═════ Passage to read
Hannah Montana wasn’t too much of a hit in our house — my kid and her friends all prefer the snappier iCarly, and SpongeBob rules supreme. We never saw Cyrus’ movies. But we like her hits. “7 Things” kicks foolish-boy butt with a forgiving heart; “The Climb” shows her godmother Dolly’s influence. And “Party in the U.S.A.”? You haven’t really heard that song until a back seat full of kindergarteners has sung it to you.


So I didn’t hesitate a bit when the chance arose to make this review assignment a mother-daughter date. I wasn’t alone; the Cyrus show was initially planned as an 18-and-over event, but many concert-goers complained and, day of show, it was announced that youngsters would be admitted.


Cyrus emerged on time, as the live stream demanded, marching onstage in leather pants and a cut-out leotard that, like many of her recent costumes, seemed Bob Fosse-inspired. She stalked the stage with her dancers, singing her album’s title track, and then proceeded to belt her way through several selections from “Can’t Be Tamed,” including one song about not letting others rule her actions (“Robot”), another supporting “my gay fans” (“My Heart Beats for Love”), and another encouraging women to leave abusive or confining relationships (“Liberty Walk”).


The sound of the new material was classic rock-lite, with big power chords and a few dance beats thrown in. Cyrus sang the material emphatically, displaying serious lung power throughout. She’s a capable rock belter with that nice rough grain to her voice — a quality that will benefit her as she goes through this harder-hitting vein.


As for the content of her latest efforts, Cyrus, who co-writes with professional songwriters, is expressing the same fears and hopes that often preoccupy late adolescents. Freedom, individuality and the need to know whether love is true were certainly preoccupations of mine back when I was a 17-year-old Catholic kid.


They seemed a bit beyond my 6-year-old; she got bored and went to look at the colorfully decorated side balcony while Miley got deep into her new stuff, though she happily air-drummed during Miley’s cover of “Every Rose Has Its Thorn,” and returned to sing and dance along with the oldies the former Hannah trotted out after the live-streaming portion of the night ended. She really just wanted to sing along to “Party in the U.S.A.”


One telling portion of Cyrus’ House of Blues set really seemed aimed at the grown-ups in the room. Oiling the wheels of her music with the real rock band that backed her all night, she smashed together three songs representing an elder few might have expected her to cite — Joan Jett, the former “jailbait” star who became one of rock’s most important female figures after surviving her intensely packaged pop youth in the Runaways.


As Cyrus rampaged through “I Love Rock ‘n’ Roll,” the Runaways’ “Cherry Bomb” and Jett’s signature “Bad Reputation,” I couldn’t help but imagine her sitting in a movie theater watching the recent biopic about that teen-age band. How could she not relate to the story of those wild girls, manipulated in ways connected to, though different from, her own youthful stardom?


By embracing the role and the sound of the rock rebel, Cyrus claimed Jett, who was herself 17 in the Runaways, as mentor. And she also showed that she’s still listening to Mom and Dad. One way to see her latest phase is as an attempt to claim the sense of power that rock offered her parents’ generation. Rock has always celebrated sexual liberation. It seems completely natural that Cyrus would not only present that as part of her act, but actually feel it.
══════════
═════ Data rows
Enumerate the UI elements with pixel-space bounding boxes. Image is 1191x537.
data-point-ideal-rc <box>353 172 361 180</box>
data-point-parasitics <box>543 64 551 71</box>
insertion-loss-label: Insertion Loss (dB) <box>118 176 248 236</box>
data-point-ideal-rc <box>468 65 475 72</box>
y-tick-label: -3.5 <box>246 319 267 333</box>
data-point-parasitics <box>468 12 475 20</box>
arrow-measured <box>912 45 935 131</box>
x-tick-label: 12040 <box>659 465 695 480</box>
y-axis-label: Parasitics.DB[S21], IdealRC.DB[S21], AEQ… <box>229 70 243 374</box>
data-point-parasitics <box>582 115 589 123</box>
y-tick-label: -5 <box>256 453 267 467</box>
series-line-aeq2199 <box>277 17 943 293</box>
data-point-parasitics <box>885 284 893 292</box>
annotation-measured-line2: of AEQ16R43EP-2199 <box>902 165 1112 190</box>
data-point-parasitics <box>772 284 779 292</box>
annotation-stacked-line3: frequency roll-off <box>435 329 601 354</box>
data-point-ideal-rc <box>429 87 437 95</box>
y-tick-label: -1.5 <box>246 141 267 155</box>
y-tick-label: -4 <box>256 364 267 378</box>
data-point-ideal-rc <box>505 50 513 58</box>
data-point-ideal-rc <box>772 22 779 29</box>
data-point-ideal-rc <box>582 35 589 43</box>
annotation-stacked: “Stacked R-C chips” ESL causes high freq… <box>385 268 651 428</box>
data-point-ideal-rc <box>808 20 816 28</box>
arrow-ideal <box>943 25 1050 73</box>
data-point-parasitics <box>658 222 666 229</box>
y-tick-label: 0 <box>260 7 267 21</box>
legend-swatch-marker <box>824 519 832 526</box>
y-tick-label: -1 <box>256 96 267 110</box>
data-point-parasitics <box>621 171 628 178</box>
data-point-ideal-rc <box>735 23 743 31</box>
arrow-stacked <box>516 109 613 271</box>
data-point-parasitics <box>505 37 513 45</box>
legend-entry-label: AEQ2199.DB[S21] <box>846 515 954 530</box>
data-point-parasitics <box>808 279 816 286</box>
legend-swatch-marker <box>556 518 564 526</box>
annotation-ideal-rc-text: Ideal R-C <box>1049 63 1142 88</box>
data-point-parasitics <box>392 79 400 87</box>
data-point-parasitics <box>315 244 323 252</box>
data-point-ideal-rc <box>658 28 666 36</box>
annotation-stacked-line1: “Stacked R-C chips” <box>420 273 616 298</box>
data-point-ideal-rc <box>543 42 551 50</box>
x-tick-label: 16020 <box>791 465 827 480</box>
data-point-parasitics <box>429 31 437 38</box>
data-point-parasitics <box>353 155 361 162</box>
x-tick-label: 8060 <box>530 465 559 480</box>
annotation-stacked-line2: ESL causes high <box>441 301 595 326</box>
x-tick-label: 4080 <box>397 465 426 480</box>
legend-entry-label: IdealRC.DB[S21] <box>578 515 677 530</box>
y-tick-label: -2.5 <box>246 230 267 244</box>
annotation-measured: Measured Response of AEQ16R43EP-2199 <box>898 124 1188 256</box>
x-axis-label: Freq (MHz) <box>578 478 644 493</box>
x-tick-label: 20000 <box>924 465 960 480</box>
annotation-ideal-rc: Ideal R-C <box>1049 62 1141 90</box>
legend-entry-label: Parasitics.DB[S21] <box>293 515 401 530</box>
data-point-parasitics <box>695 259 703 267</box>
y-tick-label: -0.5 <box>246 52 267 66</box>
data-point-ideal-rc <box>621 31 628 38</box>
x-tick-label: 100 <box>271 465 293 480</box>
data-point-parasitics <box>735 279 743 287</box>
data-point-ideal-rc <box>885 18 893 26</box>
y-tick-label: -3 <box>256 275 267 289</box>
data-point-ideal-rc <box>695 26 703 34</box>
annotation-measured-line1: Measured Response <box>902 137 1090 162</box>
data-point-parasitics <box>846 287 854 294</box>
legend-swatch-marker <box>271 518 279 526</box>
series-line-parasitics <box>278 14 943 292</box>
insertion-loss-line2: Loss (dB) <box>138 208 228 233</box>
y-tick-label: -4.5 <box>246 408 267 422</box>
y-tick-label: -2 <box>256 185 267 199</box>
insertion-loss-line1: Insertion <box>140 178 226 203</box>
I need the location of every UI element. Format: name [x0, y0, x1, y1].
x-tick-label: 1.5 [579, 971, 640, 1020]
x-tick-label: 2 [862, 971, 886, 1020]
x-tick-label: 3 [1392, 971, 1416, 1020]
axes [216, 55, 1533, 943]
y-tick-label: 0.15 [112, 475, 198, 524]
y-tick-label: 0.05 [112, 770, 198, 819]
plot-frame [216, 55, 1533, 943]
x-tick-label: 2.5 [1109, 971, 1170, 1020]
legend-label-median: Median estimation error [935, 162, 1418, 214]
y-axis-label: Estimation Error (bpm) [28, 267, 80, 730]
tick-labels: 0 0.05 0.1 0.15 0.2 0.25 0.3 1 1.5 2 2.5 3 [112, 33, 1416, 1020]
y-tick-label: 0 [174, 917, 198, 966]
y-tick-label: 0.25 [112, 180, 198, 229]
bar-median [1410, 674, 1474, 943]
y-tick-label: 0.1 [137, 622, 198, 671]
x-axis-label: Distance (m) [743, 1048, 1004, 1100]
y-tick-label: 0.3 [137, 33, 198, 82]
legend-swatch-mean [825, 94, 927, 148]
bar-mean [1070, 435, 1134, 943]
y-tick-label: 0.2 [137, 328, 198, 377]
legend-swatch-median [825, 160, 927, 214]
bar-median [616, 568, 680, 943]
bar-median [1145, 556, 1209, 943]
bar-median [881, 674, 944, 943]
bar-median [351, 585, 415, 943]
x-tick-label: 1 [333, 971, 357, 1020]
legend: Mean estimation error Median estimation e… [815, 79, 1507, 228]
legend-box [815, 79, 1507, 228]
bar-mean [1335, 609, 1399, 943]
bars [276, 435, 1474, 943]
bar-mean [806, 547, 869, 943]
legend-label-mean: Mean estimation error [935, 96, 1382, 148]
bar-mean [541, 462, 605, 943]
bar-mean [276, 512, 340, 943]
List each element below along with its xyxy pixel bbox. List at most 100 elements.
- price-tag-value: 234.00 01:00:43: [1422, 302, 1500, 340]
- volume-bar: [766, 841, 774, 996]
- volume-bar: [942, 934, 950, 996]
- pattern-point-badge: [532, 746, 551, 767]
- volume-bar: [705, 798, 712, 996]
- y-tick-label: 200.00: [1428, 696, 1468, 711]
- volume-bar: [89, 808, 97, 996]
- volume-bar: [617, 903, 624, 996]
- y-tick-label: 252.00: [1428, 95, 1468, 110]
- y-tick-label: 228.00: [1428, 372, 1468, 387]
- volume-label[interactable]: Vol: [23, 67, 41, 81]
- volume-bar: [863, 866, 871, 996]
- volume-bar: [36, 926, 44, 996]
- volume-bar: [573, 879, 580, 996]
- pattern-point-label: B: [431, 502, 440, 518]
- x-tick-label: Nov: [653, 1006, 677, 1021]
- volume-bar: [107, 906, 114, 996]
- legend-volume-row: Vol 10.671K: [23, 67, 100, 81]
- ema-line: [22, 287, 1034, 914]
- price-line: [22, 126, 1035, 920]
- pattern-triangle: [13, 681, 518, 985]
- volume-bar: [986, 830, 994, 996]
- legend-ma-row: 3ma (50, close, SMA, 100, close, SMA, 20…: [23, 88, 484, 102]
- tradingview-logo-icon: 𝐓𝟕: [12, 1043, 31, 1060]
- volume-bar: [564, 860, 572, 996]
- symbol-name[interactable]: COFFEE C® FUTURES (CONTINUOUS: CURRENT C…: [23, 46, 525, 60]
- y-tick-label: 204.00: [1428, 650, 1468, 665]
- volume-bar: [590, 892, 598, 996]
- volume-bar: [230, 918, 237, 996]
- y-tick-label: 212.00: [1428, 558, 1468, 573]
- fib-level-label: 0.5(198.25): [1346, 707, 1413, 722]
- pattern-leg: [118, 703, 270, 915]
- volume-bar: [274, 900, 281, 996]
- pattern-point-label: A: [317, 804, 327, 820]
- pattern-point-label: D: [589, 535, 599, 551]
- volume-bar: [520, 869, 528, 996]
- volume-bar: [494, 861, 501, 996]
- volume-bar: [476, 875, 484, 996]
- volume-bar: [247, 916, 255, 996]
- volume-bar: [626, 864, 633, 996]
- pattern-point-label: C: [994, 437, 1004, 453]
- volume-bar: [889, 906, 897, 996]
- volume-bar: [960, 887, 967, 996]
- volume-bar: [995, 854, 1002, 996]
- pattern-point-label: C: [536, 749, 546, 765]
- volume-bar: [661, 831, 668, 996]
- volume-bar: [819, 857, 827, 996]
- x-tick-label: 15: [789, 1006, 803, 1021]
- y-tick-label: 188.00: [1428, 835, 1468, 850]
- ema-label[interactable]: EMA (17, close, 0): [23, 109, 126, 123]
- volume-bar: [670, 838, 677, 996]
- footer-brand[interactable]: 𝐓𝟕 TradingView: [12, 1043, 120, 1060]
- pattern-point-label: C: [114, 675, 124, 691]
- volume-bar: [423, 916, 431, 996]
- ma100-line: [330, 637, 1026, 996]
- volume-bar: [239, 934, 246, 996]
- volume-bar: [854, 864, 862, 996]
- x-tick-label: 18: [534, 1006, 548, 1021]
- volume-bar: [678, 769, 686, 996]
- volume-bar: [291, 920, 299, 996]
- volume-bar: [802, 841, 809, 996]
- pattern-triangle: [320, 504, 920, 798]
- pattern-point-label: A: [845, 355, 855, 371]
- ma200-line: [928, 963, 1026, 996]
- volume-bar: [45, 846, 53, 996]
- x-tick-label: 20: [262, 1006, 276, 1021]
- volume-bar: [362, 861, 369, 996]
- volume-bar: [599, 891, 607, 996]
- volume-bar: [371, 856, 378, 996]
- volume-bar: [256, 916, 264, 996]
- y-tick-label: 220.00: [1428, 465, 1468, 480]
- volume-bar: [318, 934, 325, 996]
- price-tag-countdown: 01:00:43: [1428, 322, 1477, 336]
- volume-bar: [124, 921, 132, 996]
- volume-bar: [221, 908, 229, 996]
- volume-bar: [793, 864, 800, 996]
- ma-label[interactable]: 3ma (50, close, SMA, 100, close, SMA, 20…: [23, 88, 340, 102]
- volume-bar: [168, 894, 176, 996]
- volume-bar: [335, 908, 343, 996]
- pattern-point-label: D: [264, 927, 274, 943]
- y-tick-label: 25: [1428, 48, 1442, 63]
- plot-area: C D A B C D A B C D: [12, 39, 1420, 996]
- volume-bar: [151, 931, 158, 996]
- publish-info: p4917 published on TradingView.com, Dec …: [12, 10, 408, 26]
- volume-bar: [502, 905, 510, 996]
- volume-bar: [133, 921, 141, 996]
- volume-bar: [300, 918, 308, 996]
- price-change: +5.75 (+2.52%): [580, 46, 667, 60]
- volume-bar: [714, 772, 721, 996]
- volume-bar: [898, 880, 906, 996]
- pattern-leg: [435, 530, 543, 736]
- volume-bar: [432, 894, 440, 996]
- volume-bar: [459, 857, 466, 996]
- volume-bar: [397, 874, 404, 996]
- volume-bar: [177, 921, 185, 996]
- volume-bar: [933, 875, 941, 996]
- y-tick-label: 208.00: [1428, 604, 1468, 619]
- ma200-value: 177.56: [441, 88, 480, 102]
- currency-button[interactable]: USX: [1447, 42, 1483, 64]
══════════
* **Exercise aim**
According to the concert review, how was the Cyrus show initially planned with respect to age? The items are separate material, apart from the concert review.

* **Final answer**
It was initially planned as an 18-and-over event.